## START Dataset rows
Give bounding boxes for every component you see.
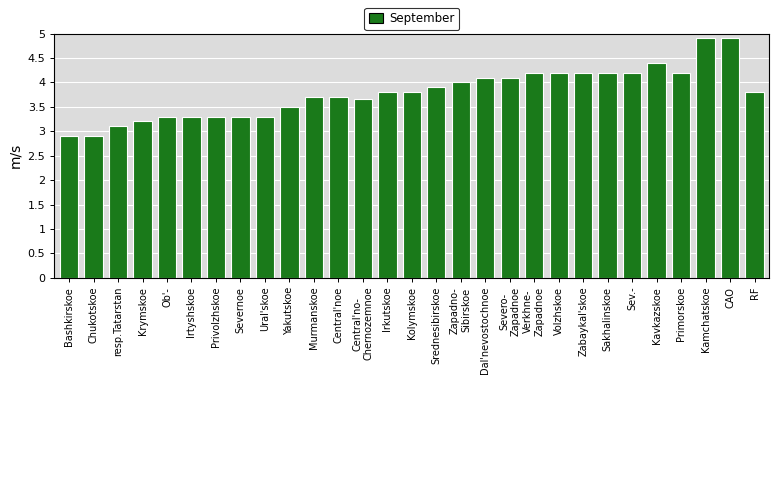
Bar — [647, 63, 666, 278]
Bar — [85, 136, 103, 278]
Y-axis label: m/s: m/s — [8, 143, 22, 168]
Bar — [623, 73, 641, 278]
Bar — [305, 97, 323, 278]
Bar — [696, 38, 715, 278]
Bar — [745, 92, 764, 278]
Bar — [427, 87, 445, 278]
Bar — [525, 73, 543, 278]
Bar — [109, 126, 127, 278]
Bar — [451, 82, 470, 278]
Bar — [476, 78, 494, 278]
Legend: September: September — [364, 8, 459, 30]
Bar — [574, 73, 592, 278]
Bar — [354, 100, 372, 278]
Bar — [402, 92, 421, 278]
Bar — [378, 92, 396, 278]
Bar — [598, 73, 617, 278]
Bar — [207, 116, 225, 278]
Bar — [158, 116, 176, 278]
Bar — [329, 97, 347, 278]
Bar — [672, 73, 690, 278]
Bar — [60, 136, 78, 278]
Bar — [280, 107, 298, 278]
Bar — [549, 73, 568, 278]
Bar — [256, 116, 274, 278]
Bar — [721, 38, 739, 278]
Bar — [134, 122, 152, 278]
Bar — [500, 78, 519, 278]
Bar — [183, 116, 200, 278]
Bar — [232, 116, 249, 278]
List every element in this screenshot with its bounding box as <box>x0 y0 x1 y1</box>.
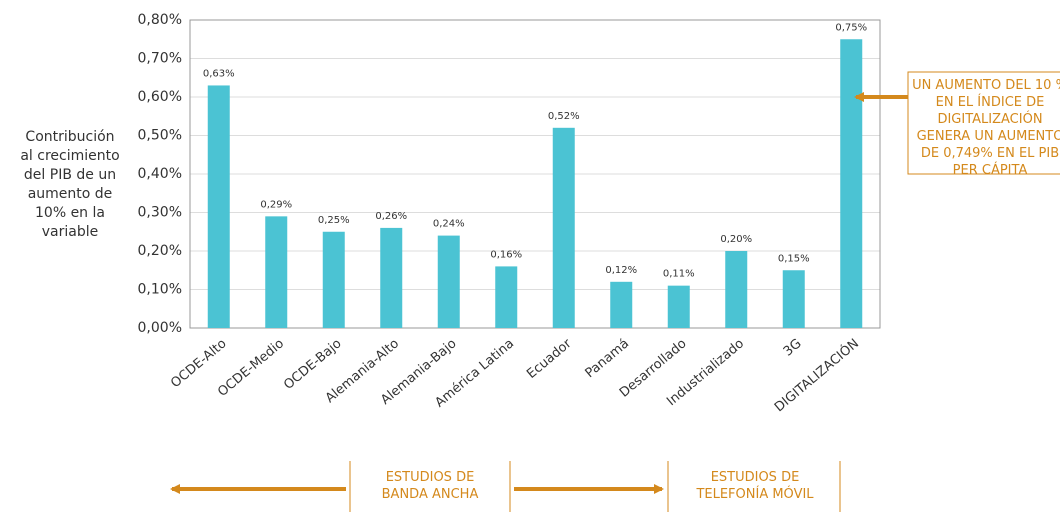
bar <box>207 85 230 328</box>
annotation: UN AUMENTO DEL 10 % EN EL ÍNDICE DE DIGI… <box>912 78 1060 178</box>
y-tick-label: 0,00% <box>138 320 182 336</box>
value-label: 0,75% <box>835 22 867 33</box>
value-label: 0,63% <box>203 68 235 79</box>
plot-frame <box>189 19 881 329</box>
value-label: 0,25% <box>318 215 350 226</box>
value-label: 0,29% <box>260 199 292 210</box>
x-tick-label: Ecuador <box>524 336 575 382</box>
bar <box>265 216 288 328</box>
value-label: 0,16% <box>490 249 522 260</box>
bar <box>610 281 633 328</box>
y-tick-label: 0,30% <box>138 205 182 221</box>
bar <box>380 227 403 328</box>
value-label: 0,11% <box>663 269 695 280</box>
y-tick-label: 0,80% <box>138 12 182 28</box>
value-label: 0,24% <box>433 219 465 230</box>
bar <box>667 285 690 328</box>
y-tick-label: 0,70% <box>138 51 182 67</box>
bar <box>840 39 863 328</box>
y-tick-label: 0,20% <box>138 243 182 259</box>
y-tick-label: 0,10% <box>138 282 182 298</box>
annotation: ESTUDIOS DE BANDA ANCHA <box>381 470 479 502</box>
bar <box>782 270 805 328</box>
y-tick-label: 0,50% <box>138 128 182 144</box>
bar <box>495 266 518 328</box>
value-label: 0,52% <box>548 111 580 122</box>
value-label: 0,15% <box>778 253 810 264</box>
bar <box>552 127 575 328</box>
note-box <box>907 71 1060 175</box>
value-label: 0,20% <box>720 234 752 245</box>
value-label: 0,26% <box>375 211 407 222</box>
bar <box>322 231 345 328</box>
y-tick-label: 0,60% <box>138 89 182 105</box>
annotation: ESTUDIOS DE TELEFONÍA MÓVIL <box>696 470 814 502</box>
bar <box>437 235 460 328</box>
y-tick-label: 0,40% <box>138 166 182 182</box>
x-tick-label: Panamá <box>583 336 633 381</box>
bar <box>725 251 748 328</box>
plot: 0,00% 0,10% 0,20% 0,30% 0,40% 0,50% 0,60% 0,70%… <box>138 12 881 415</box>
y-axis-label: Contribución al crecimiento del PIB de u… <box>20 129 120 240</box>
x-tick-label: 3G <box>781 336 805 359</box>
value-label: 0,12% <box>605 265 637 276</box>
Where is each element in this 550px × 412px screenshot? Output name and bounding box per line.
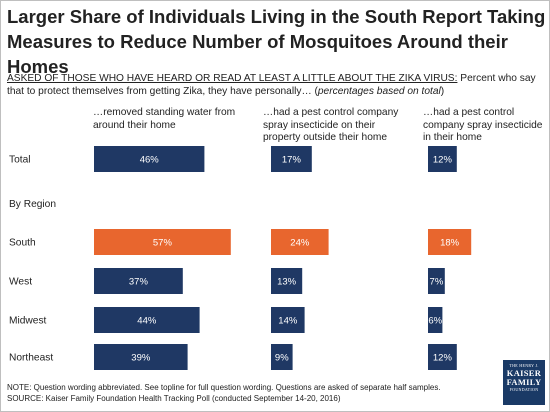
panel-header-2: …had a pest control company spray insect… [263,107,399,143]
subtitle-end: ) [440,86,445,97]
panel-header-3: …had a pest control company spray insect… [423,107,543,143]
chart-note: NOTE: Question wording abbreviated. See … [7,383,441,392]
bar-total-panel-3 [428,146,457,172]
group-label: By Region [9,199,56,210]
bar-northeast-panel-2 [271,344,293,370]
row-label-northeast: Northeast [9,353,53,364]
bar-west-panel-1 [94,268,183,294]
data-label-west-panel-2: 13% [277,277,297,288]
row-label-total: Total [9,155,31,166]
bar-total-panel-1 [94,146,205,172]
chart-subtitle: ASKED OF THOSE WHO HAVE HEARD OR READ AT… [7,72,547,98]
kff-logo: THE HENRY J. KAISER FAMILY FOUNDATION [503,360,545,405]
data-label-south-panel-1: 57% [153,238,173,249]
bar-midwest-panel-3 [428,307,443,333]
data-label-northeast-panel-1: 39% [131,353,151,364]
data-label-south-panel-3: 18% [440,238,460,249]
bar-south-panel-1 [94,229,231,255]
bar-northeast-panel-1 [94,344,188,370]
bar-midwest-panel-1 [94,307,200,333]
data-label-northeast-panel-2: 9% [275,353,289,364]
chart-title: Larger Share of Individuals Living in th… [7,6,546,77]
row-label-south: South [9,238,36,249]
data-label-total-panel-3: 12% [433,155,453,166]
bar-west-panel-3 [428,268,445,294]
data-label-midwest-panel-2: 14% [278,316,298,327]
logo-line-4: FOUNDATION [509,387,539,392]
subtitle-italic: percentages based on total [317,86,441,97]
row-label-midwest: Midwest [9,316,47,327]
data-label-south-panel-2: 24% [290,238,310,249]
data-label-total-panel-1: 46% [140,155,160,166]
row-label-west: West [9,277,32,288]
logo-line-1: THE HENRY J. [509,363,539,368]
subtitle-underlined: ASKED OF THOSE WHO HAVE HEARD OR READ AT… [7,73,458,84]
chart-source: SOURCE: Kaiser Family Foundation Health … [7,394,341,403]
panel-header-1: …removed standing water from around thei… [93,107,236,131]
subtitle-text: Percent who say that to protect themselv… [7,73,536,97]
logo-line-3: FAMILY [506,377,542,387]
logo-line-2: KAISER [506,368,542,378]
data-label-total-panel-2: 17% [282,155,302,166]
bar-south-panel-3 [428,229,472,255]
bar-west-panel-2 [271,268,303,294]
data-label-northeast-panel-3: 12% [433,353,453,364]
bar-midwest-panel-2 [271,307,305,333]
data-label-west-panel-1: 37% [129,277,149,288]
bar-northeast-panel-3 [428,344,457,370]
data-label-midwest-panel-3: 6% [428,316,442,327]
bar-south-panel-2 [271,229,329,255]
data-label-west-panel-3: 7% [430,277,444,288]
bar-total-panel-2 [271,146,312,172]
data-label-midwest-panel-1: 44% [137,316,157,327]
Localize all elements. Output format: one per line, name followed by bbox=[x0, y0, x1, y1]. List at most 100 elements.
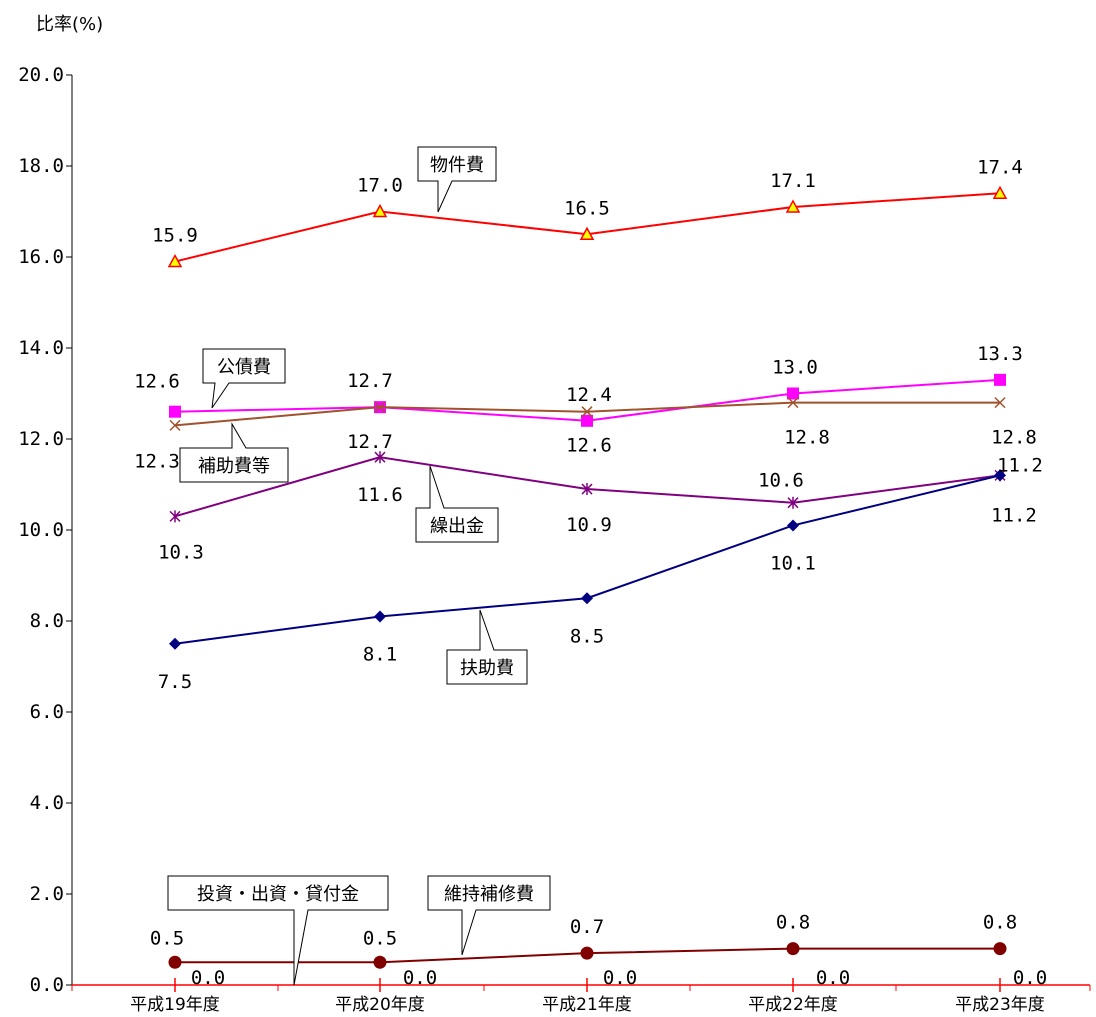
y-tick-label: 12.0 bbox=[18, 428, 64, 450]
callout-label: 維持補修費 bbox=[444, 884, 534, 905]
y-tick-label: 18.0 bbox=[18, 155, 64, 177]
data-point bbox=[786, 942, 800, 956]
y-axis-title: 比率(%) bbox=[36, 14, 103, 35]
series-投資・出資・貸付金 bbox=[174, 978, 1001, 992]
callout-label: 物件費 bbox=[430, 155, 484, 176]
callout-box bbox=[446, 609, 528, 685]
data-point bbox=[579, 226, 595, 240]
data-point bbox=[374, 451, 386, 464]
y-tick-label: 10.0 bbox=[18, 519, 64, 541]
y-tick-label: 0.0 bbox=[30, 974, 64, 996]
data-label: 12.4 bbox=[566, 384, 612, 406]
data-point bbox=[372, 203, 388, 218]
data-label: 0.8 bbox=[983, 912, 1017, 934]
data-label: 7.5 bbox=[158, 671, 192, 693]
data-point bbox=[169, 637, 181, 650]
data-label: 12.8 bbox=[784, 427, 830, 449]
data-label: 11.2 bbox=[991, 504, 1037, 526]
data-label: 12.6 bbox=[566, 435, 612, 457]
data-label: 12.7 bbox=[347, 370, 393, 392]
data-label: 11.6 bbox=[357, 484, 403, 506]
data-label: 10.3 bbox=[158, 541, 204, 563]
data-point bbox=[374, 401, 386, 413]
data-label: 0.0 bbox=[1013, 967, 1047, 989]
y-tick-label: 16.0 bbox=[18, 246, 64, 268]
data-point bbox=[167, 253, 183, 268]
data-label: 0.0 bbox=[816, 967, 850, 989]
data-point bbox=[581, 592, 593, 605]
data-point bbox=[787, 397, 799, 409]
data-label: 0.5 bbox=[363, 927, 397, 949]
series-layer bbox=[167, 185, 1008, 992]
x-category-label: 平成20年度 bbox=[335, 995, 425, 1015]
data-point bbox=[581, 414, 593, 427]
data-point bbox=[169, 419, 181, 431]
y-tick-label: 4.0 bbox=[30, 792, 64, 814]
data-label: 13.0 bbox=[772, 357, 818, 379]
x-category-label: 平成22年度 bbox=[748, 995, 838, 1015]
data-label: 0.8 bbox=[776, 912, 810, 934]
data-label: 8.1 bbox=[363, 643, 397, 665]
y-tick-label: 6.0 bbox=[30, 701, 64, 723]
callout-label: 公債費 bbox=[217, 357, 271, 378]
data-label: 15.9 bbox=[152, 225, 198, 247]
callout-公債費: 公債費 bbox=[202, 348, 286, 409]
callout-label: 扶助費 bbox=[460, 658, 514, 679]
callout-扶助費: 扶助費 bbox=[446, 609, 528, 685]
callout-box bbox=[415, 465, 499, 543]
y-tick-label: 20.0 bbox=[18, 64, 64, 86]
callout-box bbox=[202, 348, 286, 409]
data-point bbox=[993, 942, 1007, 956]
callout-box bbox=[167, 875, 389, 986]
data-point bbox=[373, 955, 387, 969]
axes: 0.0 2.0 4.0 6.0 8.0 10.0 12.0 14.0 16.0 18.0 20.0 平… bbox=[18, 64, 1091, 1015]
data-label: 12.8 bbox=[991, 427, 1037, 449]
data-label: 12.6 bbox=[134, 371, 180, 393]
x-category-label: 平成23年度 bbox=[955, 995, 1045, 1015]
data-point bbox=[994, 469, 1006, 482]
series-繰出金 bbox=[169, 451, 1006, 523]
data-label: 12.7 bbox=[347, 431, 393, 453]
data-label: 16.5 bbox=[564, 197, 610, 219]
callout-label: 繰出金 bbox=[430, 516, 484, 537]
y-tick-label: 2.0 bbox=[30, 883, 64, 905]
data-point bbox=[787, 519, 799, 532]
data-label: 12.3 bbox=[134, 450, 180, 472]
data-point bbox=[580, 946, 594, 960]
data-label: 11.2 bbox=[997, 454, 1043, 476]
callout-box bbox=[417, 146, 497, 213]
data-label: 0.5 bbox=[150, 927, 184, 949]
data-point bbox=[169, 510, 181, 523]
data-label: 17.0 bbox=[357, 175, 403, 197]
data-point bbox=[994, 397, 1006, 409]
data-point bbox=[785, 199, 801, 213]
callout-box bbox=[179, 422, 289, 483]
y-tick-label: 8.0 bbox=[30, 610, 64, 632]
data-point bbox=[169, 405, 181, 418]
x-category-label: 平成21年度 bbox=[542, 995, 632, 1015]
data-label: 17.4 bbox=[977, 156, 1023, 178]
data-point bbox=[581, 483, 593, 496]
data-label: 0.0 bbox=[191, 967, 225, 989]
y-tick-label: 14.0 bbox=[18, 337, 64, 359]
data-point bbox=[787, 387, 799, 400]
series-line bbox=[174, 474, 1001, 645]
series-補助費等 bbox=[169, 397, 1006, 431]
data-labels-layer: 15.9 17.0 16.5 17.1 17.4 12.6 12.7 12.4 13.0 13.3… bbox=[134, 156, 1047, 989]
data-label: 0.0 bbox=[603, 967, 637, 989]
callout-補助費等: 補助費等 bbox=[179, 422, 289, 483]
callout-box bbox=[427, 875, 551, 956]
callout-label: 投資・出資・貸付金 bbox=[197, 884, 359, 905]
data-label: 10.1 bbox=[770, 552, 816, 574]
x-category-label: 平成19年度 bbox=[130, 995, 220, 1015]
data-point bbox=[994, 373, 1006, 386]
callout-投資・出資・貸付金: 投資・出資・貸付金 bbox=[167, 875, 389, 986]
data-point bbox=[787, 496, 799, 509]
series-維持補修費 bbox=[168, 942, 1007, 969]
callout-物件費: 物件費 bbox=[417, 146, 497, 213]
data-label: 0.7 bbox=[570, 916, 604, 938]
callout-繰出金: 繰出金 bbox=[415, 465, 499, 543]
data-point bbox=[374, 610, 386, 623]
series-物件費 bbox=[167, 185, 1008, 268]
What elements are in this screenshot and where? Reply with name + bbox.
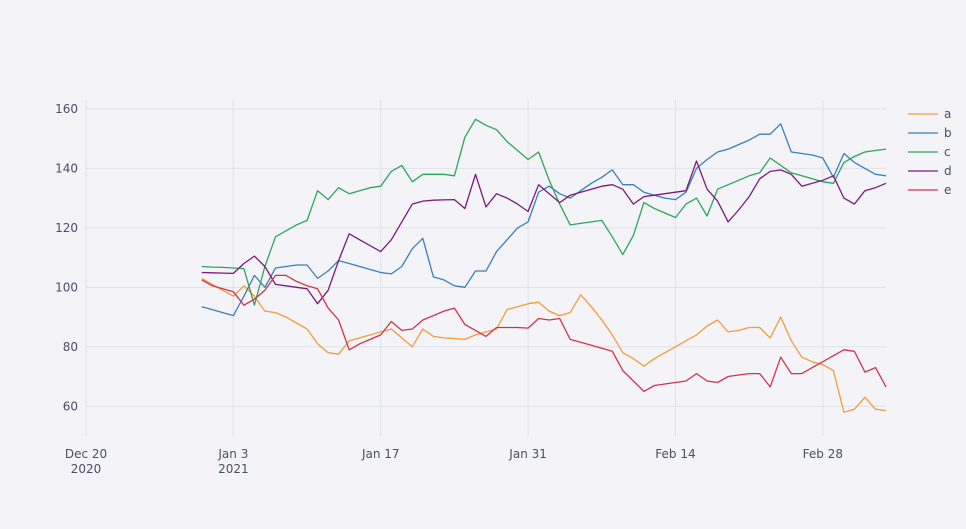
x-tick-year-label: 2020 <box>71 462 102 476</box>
## END Dataset rows
- **Given exercise**
Show each line from the data above that contains the string "south", copying the lines unchanged.

- **Finished answer**
data-label-south-panel-1: 57% [153,238,173,249]
data-label-south-panel-3: 18% [440,238,460,249]
bar-south-panel-1 [94,229,231,255]
row-label-south: South [9,238,36,249]
data-label-south-panel-2: 24% [290,238,310,249]
bar-south-panel-3 [428,229,472,255]
bar-south-panel-2 [271,229,329,255]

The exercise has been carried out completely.